> _EXERCISE AIM_
Restate the records below word for word.

Collection entries
== == ==
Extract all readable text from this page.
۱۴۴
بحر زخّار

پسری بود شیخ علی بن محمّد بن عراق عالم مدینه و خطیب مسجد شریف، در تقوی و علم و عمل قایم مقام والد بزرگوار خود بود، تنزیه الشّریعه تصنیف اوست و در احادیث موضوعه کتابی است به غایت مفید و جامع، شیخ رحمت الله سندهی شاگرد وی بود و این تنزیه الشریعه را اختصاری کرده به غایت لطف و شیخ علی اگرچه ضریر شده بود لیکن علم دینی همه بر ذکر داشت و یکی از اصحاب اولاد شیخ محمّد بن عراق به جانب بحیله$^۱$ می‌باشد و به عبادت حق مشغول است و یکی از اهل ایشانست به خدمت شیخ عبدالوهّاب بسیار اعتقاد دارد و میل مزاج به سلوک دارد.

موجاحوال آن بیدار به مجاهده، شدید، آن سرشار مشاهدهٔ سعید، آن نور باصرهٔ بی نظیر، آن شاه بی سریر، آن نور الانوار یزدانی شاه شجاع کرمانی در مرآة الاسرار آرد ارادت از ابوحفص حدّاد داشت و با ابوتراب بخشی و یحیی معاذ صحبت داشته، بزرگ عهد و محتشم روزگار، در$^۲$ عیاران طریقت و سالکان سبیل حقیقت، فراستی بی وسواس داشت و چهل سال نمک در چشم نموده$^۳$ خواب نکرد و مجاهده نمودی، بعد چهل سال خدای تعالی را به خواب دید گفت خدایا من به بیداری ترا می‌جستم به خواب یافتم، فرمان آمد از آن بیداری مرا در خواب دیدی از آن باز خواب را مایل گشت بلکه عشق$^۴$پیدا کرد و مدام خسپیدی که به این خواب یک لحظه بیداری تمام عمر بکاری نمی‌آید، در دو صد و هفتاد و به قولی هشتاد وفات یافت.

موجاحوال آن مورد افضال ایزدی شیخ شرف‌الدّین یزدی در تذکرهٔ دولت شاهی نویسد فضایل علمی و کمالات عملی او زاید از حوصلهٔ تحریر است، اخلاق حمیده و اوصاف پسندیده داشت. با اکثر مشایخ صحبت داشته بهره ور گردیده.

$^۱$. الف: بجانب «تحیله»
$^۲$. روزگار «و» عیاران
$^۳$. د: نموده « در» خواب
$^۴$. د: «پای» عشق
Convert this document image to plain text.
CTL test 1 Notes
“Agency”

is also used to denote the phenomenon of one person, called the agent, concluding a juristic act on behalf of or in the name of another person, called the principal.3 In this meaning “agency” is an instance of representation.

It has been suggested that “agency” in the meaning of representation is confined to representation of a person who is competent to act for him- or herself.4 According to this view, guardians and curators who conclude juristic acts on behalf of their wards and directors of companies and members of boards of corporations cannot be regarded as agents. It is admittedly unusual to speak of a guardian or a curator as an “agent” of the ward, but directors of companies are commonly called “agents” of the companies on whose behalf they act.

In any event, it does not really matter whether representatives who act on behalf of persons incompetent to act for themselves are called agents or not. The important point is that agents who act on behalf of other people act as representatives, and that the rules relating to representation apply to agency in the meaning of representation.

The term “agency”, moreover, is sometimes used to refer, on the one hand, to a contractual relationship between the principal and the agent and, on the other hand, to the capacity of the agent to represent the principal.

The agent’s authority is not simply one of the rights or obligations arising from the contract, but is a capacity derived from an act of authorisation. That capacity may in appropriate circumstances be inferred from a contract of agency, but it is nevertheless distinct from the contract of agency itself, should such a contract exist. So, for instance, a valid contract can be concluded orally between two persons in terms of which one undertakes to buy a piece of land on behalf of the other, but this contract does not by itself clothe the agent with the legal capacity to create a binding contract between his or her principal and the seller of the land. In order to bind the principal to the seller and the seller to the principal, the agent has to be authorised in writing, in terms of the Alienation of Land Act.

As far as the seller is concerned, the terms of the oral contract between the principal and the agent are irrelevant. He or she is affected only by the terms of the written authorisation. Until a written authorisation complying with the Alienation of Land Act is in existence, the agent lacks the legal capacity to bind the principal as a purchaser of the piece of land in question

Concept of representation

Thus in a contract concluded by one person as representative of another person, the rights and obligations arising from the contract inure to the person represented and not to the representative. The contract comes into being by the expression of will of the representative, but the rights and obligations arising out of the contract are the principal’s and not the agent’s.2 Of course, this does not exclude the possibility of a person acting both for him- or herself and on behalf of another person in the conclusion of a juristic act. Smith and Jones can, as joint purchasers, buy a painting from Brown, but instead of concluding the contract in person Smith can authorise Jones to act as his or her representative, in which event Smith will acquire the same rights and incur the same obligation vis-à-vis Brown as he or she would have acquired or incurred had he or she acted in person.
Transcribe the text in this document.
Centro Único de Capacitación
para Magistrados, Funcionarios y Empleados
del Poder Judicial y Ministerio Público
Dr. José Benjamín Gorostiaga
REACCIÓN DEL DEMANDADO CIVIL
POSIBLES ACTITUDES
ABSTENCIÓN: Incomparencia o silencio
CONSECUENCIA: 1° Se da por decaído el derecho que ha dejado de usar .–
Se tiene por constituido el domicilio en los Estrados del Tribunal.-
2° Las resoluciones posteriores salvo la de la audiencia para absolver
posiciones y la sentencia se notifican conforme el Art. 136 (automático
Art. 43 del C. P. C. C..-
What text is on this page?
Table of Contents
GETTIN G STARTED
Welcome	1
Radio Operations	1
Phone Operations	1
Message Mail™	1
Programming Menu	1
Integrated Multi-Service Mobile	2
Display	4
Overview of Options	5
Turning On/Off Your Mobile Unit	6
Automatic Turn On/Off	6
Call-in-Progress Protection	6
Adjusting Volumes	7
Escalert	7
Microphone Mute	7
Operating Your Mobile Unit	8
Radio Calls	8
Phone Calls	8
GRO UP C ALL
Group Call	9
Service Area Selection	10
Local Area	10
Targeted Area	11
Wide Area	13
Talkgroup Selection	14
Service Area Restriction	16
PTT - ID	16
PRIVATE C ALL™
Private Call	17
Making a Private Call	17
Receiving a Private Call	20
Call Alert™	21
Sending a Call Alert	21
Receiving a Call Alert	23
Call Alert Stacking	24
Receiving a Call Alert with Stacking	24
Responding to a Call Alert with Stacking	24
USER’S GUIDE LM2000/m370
== == ==
> _REPLY_
Extract all readable text from this page.
۱۴۴
بحر زخّار

پسری بود شیخ علی بن محمّد بن عراق عالم مدینه و خطیب مسجد شریف، در تقوی و علم و عمل قایم مقام والد بزرگوار خود بود، تنزیه الشّریعه تصنیف اوست و در احادیث موضوعه کتابی است به غایت مفید و جامع، شیخ رحمت الله سندهی شاگرد وی بود و این تنزیه الشریعه را اختصاری کرده به غایت لطف و شیخ علی اگرچه ضریر شده بود لیکن علم دینی همه بر ذکر داشت و یکی از اصحاب اولاد شیخ محمّد بن عراق به جانب بحیله$^۱$ می‌باشد و به عبادت حق مشغول است و یکی از اهل ایشانست به خدمت شیخ عبدالوهّاب بسیار اعتقاد دارد و میل مزاج به سلوک دارد.

موجاحوال آن بیدار به مجاهده، شدید، آن سرشار مشاهدهٔ سعید، آن نور باصرهٔ بی نظیر، آن شاه بی سریر، آن نور الانوار یزدانی شاه شجاع کرمانی در مرآة الاسرار آرد ارادت از ابوحفص حدّاد داشت و با ابوتراب بخشی و یحیی معاذ صحبت داشته، بزرگ عهد و محتشم روزگار، در$^۲$ عیاران طریقت و سالکان سبیل حقیقت، فراستی بی وسواس داشت و چهل سال نمک در چشم نموده$^۳$ خواب نکرد و مجاهده نمودی، بعد چهل سال خدای تعالی را به خواب دید گفت خدایا من به بیداری ترا می‌جستم به خواب یافتم، فرمان آمد از آن بیداری مرا در خواب دیدی از آن باز خواب را مایل گشت بلکه عشق$^۴$پیدا کرد و مدام خسپیدی که به این خواب یک لحظه بیداری تمام عمر بکاری نمی‌آید، در دو صد و هفتاد و به قولی هشتاد وفات یافت.

موجاحوال آن مورد افضال ایزدی شیخ شرف‌الدّین یزدی در تذکرهٔ دولت شاهی نویسد فضایل علمی و کمالات عملی او زاید از حوصلهٔ تحریر است، اخلاق حمیده و اوصاف پسندیده داشت. با اکثر مشایخ صحبت داشته بهره ور گردیده.

$^۱$. الف: بجانب «تحیله»
$^۲$. روزگار «و» عیاران
$^۳$. د: نموده « در» خواب
$^۴$. د: «پای» عشق
Convert this document image to plain text.
CTL test 1 Notes
“Agency”

is also used to denote the phenomenon of one person, called the agent, concluding a juristic act on behalf of or in the name of another person, called the principal.3 In this meaning “agency” is an instance of representation.

It has been suggested that “agency” in the meaning of representation is confined to representation of a person who is competent to act for him- or herself.4 According to this view, guardians and curators who conclude juristic acts on behalf of their wards and directors of companies and members of boards of corporations cannot be regarded as agents. It is admittedly unusual to speak of a guardian or a curator as an “agent” of the ward, but directors of companies are commonly called “agents” of the companies on whose behalf they act.

In any event, it does not really matter whether representatives who act on behalf of persons incompetent to act for themselves are called agents or not. The important point is that agents who act on behalf of other people act as representatives, and that the rules relating to representation apply to agency in the meaning of representation.

The term “agency”, moreover, is sometimes used to refer, on the one hand, to a contractual relationship between the principal and the agent and, on the other hand, to the capacity of the agent to represent the principal.

The agent’s authority is not simply one of the rights or obligations arising from the contract, but is a capacity derived from an act of authorisation. That capacity may in appropriate circumstances be inferred from a contract of agency, but it is nevertheless distinct from the contract of agency itself, should such a contract exist. So, for instance, a valid contract can be concluded orally between two persons in terms of which one undertakes to buy a piece of land on behalf of the other, but this contract does not by itself clothe the agent with the legal capacity to create a binding contract between his or her principal and the seller of the land. In order to bind the principal to the seller and the seller to the principal, the agent has to be authorised in writing, in terms of the Alienation of Land Act.

As far as the seller is concerned, the terms of the oral contract between the principal and the agent are irrelevant. He or she is affected only by the terms of the written authorisation. Until a written authorisation complying with the Alienation of Land Act is in existence, the agent lacks the legal capacity to bind the principal as a purchaser of the piece of land in question

Concept of representation

Thus in a contract concluded by one person as representative of another person, the rights and obligations arising from the contract inure to the person represented and not to the representative. The contract comes into being by the expression of will of the representative, but the rights and obligations arising out of the contract are the principal’s and not the agent’s.2 Of course, this does not exclude the possibility of a person acting both for him- or herself and on behalf of another person in the conclusion of a juristic act. Smith and Jones can, as joint purchasers, buy a painting from Brown, but instead of concluding the contract in person Smith can authorise Jones to act as his or her representative, in which event Smith will acquire the same rights and incur the same obligation vis-à-vis Brown as he or she would have acquired or incurred had he or she acted in person.
Transcribe the text in this document.
Centro Único de Capacitación
para Magistrados, Funcionarios y Empleados
del Poder Judicial y Ministerio Público
Dr. José Benjamín Gorostiaga
REACCIÓN DEL DEMANDADO CIVIL
POSIBLES ACTITUDES
ABSTENCIÓN: Incomparencia o silencio
CONSECUENCIA: 1° Se da por decaído el derecho que ha dejado de usar .–
Se tiene por constituido el domicilio en los Estrados del Tribunal.-
2° Las resoluciones posteriores salvo la de la audiencia para absolver
posiciones y la sentencia se notifican conforme el Art. 136 (automático
Art. 43 del C. P. C. C..-
What text is on this page?
Table of Contents
GETTIN G STARTED
Welcome	1
Radio Operations	1
Phone Operations	1
Message Mail™	1
Programming Menu	1
Integrated Multi-Service Mobile	2
Display	4
Overview of Options	5
Turning On/Off Your Mobile Unit	6
Automatic Turn On/Off	6
Call-in-Progress Protection	6
Adjusting Volumes	7
Escalert	7
Microphone Mute	7
Operating Your Mobile Unit	8
Radio Calls	8
Phone Calls	8
GRO UP C ALL
Group Call	9
Service Area Selection	10
Local Area	10
Targeted Area	11
Wide Area	13
Talkgroup Selection	14
Service Area Restriction	16
PTT - ID	16
PRIVATE C ALL™
Private Call	17
Making a Private Call	17
Receiving a Private Call	20
Call Alert™	21
Sending a Call Alert	21
Receiving a Call Alert	23
Call Alert Stacking	24
Receiving a Call Alert with Stacking	24
Responding to a Call Alert with Stacking	24
USER’S GUIDE LM2000/m370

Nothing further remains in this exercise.